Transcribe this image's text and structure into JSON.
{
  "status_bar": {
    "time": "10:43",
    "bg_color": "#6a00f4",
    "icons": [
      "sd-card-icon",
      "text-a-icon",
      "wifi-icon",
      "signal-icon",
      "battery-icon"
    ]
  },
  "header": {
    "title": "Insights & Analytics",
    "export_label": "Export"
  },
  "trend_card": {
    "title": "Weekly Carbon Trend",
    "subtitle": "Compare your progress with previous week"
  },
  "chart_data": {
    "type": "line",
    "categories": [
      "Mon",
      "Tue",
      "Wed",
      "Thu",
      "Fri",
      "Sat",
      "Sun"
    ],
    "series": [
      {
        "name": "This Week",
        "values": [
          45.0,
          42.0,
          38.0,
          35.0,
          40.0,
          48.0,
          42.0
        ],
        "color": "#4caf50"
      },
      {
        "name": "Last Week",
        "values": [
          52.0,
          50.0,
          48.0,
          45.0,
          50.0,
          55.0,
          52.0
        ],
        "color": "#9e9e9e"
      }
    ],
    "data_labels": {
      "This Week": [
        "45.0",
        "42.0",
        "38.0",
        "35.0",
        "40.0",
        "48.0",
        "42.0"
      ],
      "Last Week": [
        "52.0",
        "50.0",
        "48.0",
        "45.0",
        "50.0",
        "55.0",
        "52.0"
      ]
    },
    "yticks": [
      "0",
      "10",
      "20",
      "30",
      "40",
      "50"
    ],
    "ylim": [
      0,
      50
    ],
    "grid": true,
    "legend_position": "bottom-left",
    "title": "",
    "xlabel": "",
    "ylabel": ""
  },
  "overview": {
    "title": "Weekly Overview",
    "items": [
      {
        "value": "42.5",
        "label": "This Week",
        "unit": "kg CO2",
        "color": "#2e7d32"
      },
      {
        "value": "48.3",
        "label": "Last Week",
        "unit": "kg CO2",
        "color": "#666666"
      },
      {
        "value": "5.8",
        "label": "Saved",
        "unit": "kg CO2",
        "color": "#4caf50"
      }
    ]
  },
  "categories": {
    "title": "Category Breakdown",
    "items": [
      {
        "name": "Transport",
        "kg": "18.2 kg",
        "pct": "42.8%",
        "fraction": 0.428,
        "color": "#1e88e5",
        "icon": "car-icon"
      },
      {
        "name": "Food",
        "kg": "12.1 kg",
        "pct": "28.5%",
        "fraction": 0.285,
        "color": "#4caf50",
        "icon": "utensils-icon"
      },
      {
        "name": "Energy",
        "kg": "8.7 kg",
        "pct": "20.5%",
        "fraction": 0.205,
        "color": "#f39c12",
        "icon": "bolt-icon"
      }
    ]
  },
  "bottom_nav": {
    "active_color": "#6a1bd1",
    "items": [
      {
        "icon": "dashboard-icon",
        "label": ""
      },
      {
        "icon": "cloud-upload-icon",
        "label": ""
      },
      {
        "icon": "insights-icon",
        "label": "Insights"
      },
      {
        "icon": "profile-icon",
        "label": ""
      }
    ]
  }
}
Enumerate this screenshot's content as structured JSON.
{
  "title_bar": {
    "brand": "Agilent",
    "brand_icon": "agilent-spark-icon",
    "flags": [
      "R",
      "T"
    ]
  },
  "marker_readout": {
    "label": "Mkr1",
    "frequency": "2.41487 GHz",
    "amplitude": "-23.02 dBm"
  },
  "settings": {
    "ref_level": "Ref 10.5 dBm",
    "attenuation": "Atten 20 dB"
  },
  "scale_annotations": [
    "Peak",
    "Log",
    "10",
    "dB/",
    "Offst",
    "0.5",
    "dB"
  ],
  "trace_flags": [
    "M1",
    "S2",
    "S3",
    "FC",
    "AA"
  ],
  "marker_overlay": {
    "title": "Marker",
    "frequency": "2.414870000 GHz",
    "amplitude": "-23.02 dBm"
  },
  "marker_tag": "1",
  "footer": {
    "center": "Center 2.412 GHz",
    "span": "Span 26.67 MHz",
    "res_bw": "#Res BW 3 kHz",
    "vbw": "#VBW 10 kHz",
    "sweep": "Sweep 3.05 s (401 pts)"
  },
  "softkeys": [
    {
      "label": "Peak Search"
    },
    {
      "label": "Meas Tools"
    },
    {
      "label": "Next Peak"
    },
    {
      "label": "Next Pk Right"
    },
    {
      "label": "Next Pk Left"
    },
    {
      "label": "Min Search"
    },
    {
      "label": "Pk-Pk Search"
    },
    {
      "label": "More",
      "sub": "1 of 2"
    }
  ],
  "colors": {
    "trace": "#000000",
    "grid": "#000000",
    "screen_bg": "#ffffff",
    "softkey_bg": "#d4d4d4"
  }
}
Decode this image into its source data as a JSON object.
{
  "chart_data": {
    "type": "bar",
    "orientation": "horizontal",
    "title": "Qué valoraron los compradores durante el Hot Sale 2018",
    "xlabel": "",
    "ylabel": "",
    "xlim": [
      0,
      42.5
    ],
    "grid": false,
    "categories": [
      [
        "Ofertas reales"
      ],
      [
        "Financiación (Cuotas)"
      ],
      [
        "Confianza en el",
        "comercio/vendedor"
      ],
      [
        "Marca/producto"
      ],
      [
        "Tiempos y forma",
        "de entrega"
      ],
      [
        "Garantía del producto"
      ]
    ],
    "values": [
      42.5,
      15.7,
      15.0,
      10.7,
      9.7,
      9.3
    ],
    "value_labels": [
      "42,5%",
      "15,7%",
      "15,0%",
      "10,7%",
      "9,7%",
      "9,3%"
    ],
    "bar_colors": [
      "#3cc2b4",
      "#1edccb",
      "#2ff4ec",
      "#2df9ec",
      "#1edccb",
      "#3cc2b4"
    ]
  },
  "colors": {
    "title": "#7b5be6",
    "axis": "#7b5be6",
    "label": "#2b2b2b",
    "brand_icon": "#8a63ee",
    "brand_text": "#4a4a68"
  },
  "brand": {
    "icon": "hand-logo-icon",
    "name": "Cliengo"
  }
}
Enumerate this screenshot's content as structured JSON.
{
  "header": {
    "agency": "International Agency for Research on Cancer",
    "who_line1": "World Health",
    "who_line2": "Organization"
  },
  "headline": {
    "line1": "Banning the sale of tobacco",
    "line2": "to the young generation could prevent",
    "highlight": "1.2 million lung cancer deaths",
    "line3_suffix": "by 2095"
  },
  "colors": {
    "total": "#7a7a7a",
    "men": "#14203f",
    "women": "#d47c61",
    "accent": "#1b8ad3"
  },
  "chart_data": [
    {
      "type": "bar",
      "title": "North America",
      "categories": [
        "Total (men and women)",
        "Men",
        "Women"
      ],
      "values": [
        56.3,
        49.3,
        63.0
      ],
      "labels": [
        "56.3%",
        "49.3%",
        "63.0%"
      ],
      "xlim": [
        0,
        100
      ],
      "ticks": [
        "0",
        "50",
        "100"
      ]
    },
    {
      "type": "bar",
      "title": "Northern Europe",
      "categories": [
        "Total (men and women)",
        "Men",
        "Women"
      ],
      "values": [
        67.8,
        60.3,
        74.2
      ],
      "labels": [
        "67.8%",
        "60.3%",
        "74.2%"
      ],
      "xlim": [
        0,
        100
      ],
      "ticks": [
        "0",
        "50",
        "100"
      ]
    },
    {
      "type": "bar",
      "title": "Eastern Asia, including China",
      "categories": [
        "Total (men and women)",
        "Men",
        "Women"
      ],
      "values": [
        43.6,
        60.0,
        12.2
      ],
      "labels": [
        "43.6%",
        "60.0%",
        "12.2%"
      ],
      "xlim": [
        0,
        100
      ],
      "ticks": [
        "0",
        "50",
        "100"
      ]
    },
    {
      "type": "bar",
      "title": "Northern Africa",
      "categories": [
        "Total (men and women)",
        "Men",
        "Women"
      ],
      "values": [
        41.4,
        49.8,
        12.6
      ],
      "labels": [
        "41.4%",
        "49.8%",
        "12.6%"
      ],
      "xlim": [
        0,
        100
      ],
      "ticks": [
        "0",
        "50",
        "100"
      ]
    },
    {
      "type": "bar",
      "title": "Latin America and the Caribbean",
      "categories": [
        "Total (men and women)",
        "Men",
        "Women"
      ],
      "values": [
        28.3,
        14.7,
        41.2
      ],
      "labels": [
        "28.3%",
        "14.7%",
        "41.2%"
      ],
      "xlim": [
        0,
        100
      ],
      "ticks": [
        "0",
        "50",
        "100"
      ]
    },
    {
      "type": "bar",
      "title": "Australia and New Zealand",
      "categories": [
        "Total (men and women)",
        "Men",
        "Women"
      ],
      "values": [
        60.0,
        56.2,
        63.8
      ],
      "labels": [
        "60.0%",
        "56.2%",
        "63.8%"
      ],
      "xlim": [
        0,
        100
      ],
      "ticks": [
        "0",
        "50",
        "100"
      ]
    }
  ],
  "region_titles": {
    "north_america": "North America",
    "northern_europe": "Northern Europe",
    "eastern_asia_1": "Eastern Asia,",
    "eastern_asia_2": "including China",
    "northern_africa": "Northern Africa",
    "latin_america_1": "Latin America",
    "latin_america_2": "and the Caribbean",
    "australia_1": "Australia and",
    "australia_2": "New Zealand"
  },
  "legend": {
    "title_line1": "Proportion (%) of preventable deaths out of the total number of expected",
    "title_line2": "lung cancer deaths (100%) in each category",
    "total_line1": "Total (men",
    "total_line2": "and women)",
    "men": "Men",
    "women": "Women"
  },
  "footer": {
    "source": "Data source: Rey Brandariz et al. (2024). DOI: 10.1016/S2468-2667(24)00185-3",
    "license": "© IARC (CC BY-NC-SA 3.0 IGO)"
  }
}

#####

- _Set problem_
Find the string "Northern" in the records, then copy each line where it occurs.

- _Solved problem_
      "title": "Northern Europe",
      "title": "Northern Africa",
    "northern_europe": "Northern Europe",
    "northern_africa": "Northern Africa",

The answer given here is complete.